Task objective
Look through the data below for the string "BRCA", and copy every line where it turns up.

Records for this task
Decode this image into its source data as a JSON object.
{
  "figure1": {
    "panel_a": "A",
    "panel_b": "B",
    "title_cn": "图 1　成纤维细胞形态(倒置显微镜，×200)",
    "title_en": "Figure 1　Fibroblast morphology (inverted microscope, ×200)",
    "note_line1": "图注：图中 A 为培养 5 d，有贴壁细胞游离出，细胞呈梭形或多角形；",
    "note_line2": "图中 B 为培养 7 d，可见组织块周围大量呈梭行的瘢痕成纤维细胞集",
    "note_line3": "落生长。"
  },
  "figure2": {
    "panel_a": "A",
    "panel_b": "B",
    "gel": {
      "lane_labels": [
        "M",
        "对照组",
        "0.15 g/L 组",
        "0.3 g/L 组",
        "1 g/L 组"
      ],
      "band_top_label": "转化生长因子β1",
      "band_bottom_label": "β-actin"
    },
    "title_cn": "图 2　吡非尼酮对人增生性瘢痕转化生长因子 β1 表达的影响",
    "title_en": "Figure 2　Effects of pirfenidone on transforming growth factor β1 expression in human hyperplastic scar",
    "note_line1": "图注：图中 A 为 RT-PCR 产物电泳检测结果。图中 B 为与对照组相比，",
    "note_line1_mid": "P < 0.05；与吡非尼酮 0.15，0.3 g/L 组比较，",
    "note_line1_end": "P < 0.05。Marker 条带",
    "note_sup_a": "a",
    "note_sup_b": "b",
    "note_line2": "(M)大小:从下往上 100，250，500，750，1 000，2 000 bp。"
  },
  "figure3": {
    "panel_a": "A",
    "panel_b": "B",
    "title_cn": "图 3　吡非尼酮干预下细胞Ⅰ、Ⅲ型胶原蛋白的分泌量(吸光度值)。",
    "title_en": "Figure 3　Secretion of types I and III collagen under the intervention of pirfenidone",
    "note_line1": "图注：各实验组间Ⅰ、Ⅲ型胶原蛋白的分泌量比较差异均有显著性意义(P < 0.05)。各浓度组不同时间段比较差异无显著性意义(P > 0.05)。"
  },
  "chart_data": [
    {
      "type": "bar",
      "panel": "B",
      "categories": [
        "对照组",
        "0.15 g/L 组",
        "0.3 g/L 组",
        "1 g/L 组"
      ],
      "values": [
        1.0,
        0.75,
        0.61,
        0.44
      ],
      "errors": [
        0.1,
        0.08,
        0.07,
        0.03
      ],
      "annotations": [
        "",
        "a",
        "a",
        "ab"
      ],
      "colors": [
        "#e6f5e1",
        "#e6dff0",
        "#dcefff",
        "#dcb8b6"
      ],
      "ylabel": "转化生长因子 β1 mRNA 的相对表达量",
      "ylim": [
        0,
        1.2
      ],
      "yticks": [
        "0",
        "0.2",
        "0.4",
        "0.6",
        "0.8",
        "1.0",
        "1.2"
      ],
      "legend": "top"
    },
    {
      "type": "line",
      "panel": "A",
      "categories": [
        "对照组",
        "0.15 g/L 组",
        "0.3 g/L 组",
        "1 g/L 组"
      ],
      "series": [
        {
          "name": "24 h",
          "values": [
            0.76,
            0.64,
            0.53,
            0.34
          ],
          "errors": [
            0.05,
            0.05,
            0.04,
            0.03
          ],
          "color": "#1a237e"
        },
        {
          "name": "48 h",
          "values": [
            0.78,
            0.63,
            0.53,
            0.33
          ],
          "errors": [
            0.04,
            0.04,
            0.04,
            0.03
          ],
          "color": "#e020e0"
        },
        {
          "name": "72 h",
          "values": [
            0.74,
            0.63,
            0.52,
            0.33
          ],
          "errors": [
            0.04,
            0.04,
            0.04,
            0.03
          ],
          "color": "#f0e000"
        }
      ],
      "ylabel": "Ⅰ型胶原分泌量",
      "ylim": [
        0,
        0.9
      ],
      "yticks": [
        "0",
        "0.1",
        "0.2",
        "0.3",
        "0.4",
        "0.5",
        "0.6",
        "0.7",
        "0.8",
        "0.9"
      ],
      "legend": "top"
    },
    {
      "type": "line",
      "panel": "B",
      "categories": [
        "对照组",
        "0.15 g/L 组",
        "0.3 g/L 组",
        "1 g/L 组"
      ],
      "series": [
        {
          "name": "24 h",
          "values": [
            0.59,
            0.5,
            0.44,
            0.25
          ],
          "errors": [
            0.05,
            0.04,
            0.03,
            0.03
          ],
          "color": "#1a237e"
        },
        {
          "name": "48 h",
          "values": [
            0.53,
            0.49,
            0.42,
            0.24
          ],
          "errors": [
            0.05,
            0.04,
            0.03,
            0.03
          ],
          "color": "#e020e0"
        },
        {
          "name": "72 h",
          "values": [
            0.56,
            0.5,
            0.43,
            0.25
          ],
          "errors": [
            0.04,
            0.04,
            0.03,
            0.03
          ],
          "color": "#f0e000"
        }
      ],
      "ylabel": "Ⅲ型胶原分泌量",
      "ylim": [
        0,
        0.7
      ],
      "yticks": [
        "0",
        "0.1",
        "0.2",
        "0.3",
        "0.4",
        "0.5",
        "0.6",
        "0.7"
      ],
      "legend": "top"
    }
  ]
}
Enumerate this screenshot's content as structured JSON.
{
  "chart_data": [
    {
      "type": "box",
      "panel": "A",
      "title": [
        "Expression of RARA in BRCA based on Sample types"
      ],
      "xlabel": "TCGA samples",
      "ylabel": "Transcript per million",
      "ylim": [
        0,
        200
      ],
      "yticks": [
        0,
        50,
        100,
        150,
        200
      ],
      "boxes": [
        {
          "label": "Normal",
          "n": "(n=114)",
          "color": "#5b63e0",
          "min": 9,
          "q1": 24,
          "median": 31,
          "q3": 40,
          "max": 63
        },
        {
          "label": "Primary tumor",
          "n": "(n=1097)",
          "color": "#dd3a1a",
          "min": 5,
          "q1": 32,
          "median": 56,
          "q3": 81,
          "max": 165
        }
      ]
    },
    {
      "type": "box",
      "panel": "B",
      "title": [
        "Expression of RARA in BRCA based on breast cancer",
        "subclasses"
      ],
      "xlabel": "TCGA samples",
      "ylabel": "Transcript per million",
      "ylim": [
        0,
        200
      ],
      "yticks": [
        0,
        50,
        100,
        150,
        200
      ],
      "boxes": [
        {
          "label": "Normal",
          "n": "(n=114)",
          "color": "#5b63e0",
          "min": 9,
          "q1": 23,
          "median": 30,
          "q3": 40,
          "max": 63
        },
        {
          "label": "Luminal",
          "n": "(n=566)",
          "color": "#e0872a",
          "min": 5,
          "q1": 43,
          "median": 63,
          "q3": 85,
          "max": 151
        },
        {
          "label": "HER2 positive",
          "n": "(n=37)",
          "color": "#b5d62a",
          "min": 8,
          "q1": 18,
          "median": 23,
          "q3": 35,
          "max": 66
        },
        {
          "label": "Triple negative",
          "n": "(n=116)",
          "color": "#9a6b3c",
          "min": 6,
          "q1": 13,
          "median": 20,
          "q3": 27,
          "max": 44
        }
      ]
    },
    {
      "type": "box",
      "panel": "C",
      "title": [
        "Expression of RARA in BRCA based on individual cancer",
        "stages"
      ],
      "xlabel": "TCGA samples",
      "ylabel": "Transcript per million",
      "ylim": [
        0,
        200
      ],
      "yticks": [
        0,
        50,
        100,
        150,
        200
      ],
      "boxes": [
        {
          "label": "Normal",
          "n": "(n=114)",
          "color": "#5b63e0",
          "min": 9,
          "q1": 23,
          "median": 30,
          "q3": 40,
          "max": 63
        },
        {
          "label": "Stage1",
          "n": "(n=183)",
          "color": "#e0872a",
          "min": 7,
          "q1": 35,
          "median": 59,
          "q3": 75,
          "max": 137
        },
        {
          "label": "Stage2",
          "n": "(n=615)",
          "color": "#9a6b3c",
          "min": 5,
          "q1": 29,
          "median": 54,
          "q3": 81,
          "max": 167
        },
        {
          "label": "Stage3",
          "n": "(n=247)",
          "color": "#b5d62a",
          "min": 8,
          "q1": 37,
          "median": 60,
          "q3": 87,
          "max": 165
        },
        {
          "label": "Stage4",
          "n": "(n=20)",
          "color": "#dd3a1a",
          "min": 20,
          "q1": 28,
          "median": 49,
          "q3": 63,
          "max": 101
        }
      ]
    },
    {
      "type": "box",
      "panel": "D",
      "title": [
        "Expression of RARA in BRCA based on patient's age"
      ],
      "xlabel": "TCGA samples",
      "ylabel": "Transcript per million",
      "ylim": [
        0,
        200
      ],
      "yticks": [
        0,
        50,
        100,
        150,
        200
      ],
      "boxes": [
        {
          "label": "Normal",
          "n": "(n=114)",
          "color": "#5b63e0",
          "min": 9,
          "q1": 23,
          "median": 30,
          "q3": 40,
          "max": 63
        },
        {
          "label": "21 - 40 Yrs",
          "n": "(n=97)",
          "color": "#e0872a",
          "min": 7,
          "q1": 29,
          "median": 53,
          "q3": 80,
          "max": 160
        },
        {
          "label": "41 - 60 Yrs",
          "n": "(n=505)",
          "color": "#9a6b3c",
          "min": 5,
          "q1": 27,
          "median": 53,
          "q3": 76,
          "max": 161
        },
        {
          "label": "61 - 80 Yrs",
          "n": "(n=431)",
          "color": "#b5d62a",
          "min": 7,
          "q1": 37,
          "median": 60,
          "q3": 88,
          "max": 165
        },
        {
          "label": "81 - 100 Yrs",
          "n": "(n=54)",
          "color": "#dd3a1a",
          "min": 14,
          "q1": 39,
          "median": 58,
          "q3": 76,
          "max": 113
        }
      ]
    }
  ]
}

Response to this task
        "Expression of RARA in BRCA based on Sample types"
        "Expression of RARA in BRCA based on breast cancer",
        "Expression of RARA in BRCA based on individual cancer",
        "Expression of RARA in BRCA based on patient's age"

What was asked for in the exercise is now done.